**Exercise requirements:** Output the material word for word. Leave each picture out.

____ Records

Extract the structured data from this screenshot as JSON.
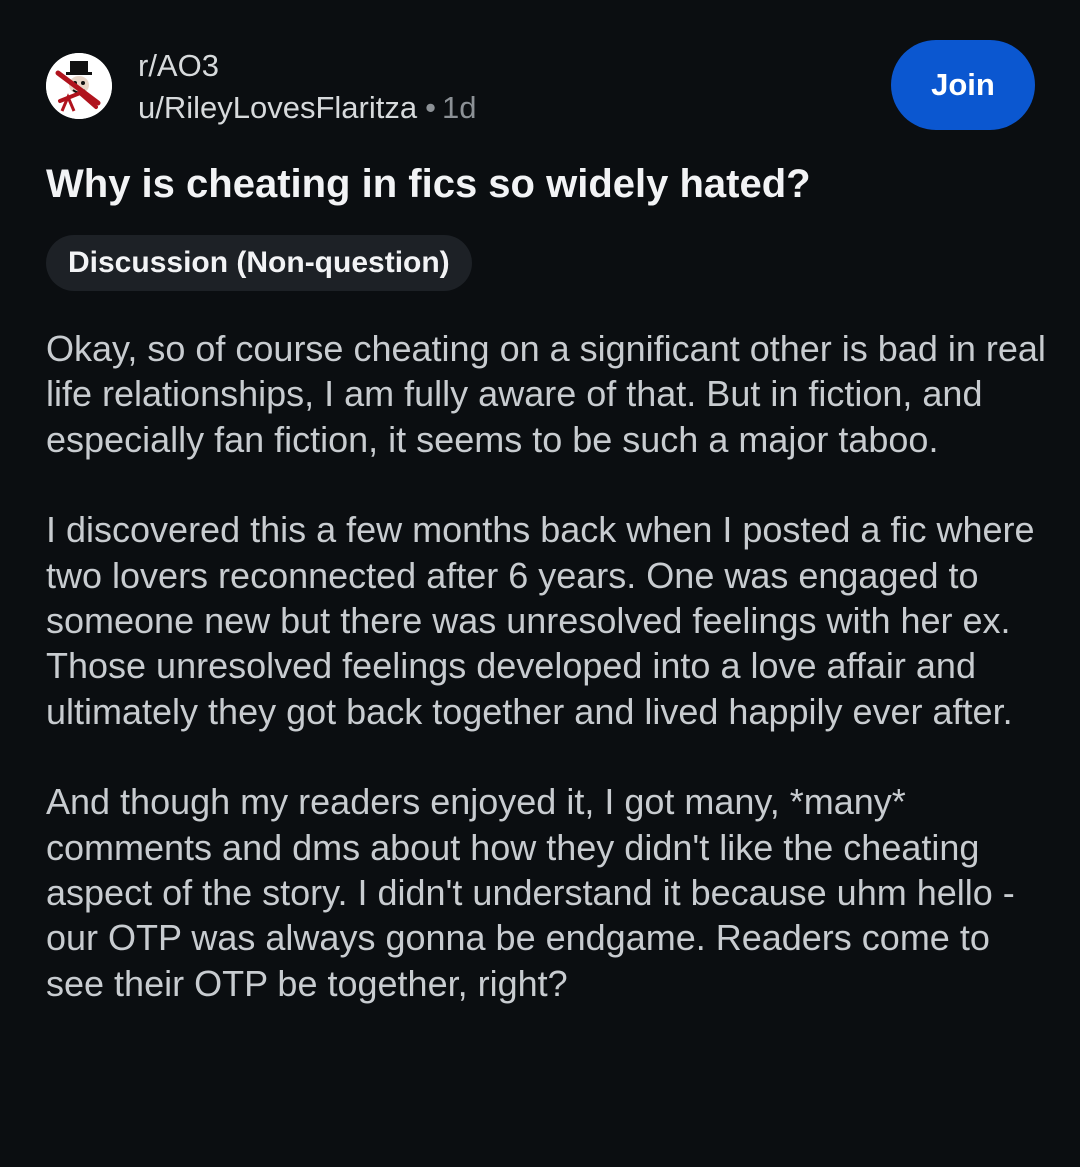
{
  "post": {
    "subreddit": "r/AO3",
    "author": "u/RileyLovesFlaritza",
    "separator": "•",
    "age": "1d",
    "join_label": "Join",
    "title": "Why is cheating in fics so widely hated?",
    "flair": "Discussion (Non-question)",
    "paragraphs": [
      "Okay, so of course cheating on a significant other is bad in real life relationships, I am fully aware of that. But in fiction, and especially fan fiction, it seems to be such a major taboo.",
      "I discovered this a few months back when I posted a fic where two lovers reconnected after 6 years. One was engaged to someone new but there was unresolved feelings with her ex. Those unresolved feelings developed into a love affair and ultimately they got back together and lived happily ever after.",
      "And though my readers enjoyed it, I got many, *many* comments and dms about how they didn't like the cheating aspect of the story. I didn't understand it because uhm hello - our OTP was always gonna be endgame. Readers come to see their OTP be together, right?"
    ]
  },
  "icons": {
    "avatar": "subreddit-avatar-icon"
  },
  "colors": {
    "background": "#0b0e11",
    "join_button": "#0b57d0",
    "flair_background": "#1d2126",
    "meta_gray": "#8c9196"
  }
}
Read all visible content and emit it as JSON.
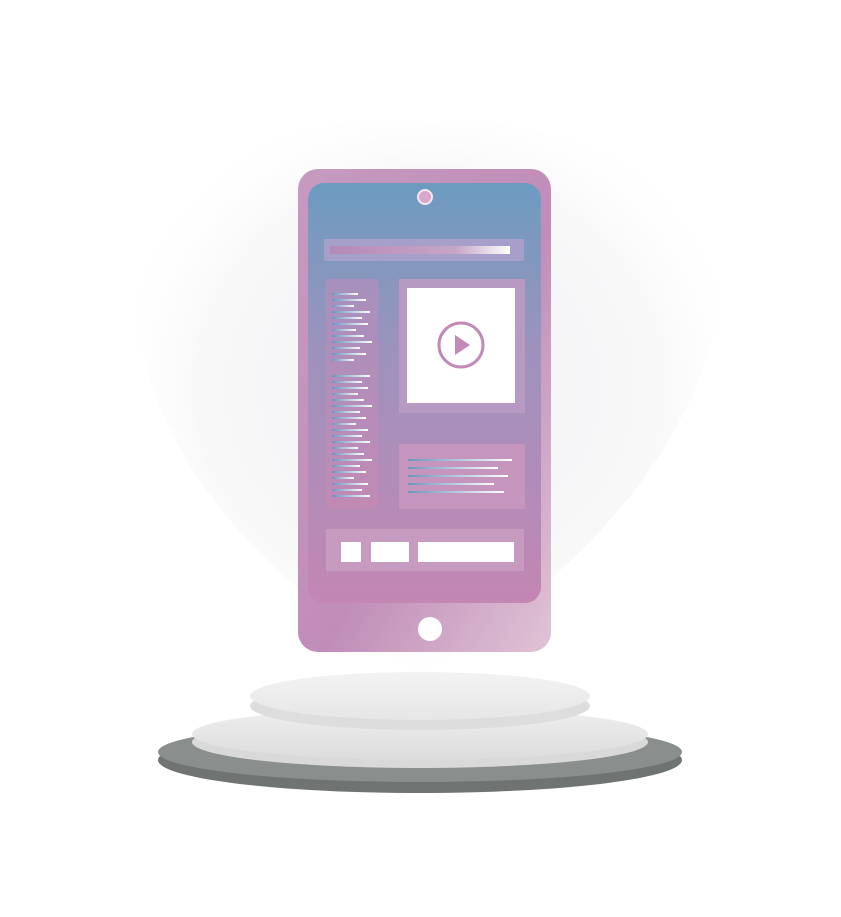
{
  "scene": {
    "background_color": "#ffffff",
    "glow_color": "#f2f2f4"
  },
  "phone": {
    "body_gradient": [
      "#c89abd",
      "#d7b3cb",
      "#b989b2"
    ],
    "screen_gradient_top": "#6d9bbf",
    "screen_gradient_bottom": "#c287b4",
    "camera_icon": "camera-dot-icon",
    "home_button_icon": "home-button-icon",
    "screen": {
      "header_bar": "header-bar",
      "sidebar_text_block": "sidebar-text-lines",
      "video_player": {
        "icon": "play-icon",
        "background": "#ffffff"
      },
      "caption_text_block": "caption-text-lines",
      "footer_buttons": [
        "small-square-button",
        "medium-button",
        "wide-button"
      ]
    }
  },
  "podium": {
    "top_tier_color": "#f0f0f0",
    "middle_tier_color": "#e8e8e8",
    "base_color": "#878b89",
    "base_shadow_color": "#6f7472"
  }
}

________

**Response to the task:**
Extract the structured data from this screenshot as JSON.
{
  "post": {
    "subreddit": "r/AO3",
    "author": "u/RileyLovesFlaritza",
    "separator": "•",
    "age": "1d",
    "join_label": "Join",
    "title": "Why is cheating in fics so widely hated?",
    "flair": "Discussion (Non-question)",
    "paragraphs": [
      "Okay, so of course cheating on a significant other is bad in real life relationships, I am fully aware of that. But in fiction, and especially fan fiction, it seems to be such a major taboo.",
      "I discovered this a few months back when I posted a fic where two lovers reconnected after 6 years. One was engaged to someone new but there was unresolved feelings with her ex. Those unresolved feelings developed into a love affair and ultimately they got back together and lived happily ever after.",
      "And though my readers enjoyed it, I got many, *many* comments and dms about how they didn't like the cheating aspect of the story. I didn't understand it because uhm hello - our OTP was always gonna be endgame. Readers come to see their OTP be together, right?"
    ]
  },
  "icons": {
    "avatar": "subreddit-avatar-icon"
  },
  "colors": {
    "background": "#0b0e11",
    "join_button": "#0b57d0",
    "flair_background": "#1d2126",
    "meta_gray": "#8c9196"
  }
}
Read all visible content and emit it as JSON.
{
  "scene": {
    "background_color": "#ffffff",
    "glow_color": "#f2f2f4"
  },
  "phone": {
    "body_gradient": [
      "#c89abd",
      "#d7b3cb",
      "#b989b2"
    ],
    "screen_gradient_top": "#6d9bbf",
    "screen_gradient_bottom": "#c287b4",
    "camera_icon": "camera-dot-icon",
    "home_button_icon": "home-button-icon",
    "screen": {
      "header_bar": "header-bar",
      "sidebar_text_block": "sidebar-text-lines",
      "video_player": {
        "icon": "play-icon",
        "background": "#ffffff"
      },
      "caption_text_block": "caption-text-lines",
      "footer_buttons": [
        "small-square-button",
        "medium-button",
        "wide-button"
      ]
    }
  },
  "podium": {
    "top_tier_color": "#f0f0f0",
    "middle_tier_color": "#e8e8e8",
    "base_color": "#878b89",
    "base_shadow_color": "#6f7472"
  }
}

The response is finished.